:: TEXT BLOCK ::

** Start **

Holding: The Court affirms that the two license agreements involving patented float spring tooth harrows are valid and enforceable between the parties and do not, on the facts found, violate the federal antitrust law.

Real World Impact:
  • Allows patent owners to enforce license territorial and pricing terms when facts do not show an illegal combination.
  • Prevents courts from assuming wider antitrust conspiracies without specific factual findings.
  • Limits challenges to such licenses to cases where a broader combination among competitors is proven.
Topics: patent licenses, antitrust law, interstate commerce, business contracts

Summary

Background

The dispute was between a company that owned United States patents for float spring tooth harrows and a manufacturer/dealer that had entered into license and sale agreements labeled A and B. A court referee found that the patent-owner acquired the patents and assigned rights in June 1891, that those transactions were paid for in the buyer’s stock, and that contracts A and B were made and treated as continuing agreements. The defendant argued that A and B were part of earlier, broader agreements that formed a countrywide combination to control manufacture, sale, and price, and that such a combination violated the act of Congress on trusts (July 2, 1890).

Reasoning

The Court considered whether the agreements, which explicitly dealt with manufacture, territorial sales, and set prices and therefore affected interstate commerce, were void under the federal anti‑trust statute. The opinion explained that patent ownership creates an exclusive property right and that patentees may sell or license their inventions and attach reasonable conditions. Reviewing the referee’s findings, the Court found no evidence that contracts A and B were linked to a larger illegal combination. Because the referee made no finding that other parties had signed similar agreements, the Court refused to assume undisclosed facts and held the contracts valid between the parties.

Real world impact

The decision permits patent owners and their licensees to enforce license terms—including territorial limits and price conditions—so long as the specific facts do not show an illegal combination. Manufacturers, licensees, and buyers in industries dominated by patents should understand that routine patent licenses will not automatically be treated as antitrust violations. The ruling is limited to the facts found by the referee; if evidence showed a broader agreement among many competitors, the result could differ.

Dissents or concurrances

Three Justices did not hear the argument and took no part in the decision; there is no written dissent or concurrence reported in the text.

** End **

:: SUPPLIED MATERIAL ::
** Start **

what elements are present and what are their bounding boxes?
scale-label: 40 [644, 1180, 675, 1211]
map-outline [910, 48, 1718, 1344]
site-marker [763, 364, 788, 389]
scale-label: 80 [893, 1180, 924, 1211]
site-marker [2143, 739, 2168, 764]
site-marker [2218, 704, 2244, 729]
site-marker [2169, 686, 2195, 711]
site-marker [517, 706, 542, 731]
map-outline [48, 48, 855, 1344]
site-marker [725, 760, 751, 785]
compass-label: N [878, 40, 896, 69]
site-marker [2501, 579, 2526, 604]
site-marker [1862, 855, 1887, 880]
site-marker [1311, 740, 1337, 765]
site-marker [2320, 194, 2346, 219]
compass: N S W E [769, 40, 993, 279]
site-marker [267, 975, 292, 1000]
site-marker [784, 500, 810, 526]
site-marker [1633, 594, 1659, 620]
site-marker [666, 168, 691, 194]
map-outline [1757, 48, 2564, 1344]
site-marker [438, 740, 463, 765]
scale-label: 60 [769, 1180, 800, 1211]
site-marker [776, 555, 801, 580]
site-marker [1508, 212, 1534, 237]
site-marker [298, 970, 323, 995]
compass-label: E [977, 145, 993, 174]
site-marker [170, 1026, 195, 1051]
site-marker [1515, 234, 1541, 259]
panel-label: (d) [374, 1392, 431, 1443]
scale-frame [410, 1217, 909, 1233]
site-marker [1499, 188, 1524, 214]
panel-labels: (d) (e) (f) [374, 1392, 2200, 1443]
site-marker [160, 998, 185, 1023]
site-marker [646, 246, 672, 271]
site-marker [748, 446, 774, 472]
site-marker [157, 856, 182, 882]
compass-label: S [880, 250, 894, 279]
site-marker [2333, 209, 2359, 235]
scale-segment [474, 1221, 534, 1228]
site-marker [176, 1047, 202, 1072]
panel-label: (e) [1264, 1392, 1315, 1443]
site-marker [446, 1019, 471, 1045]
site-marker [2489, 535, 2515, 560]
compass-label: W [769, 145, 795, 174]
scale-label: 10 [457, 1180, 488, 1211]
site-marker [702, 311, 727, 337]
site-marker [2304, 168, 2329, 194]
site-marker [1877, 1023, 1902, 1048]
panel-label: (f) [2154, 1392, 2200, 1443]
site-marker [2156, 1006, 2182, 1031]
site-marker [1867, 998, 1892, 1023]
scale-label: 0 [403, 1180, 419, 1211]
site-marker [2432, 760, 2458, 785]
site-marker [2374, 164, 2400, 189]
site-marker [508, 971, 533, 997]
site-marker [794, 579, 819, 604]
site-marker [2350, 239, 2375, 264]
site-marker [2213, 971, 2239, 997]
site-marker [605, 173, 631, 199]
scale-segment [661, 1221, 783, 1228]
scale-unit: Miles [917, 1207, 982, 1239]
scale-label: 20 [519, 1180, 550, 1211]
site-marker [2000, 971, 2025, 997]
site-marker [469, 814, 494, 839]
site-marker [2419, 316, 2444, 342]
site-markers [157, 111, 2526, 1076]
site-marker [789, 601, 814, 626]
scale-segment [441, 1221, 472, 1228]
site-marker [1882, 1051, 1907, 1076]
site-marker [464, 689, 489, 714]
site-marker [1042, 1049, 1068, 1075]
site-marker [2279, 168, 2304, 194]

** End **
** Start **

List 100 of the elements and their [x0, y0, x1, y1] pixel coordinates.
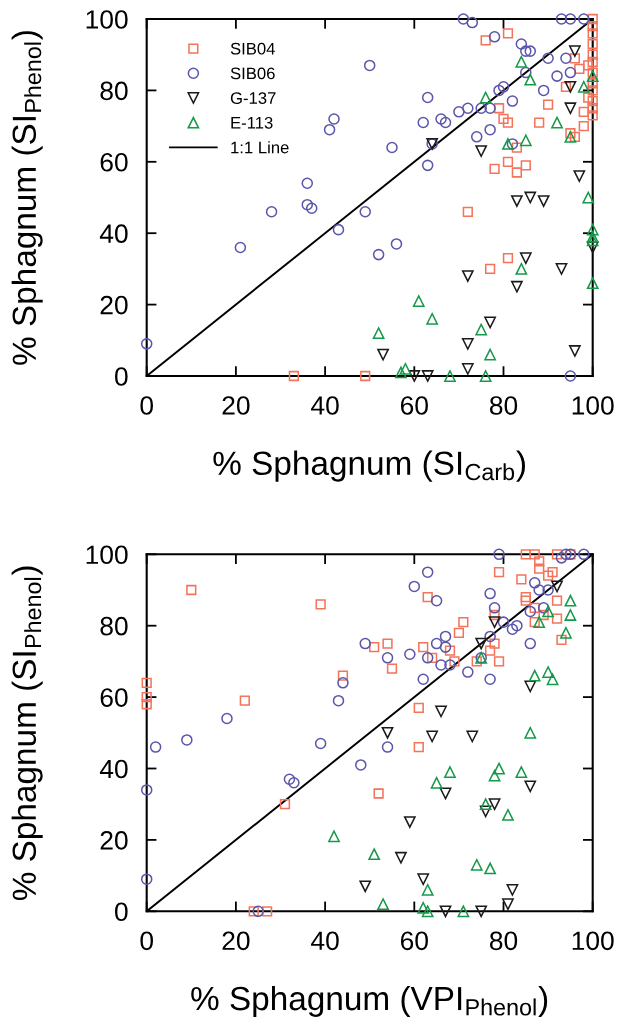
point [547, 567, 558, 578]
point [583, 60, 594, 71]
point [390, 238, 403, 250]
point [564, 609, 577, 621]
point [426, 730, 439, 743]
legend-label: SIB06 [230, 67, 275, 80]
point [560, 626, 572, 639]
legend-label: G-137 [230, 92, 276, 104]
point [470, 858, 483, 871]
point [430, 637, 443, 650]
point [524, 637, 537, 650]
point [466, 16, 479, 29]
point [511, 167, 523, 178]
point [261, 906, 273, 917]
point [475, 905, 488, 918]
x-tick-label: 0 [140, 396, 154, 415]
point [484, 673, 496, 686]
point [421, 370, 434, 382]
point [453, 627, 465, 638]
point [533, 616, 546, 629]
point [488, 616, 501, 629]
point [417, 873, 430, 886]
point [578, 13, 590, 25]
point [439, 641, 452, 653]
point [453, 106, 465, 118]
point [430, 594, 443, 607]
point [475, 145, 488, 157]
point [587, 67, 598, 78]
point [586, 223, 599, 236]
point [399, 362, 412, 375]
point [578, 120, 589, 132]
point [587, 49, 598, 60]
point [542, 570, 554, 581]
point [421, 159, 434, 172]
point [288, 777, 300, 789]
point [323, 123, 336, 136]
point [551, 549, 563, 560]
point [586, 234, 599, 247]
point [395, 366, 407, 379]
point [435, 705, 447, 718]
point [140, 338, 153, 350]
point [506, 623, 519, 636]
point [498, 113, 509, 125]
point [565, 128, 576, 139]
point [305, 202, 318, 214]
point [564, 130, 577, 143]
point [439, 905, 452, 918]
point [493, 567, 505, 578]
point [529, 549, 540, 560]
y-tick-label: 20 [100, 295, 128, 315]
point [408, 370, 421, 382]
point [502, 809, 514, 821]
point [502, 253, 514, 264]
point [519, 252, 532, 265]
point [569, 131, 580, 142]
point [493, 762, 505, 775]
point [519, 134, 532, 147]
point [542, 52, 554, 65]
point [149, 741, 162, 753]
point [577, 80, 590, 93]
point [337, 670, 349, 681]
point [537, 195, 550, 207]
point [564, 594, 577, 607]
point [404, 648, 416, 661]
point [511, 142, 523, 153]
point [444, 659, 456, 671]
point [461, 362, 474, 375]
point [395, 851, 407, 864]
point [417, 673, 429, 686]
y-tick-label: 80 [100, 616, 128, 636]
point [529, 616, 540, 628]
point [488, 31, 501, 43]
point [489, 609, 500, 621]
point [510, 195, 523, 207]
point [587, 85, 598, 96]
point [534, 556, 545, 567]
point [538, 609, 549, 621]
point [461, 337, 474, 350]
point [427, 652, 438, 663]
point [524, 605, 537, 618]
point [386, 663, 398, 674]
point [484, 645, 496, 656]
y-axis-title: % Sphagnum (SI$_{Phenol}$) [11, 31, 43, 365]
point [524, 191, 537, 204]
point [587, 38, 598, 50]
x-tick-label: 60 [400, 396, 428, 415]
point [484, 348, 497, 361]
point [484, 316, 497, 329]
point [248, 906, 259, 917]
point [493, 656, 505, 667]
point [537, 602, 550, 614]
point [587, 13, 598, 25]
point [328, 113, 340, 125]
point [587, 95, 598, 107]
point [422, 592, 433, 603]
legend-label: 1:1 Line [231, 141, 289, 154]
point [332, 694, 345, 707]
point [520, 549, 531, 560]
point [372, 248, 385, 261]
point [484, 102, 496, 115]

** End **

Reproduce the case summary from "Holding: The Court" up to and including "specific factual findings.", substituting "cultivators" for "harrows".

Holding: The Court affirms that the two license agreements involving patented float spring tooth cultivators are valid and enforceable between the parties and do not, on the facts found, violate the federal antitrust law.

Real World Impact:
  • Allows patent owners to enforce license territorial and pricing terms when facts do not show an illegal combination.
  • Prevents courts from assuming wider antitrust conspiracies without specific factual findings.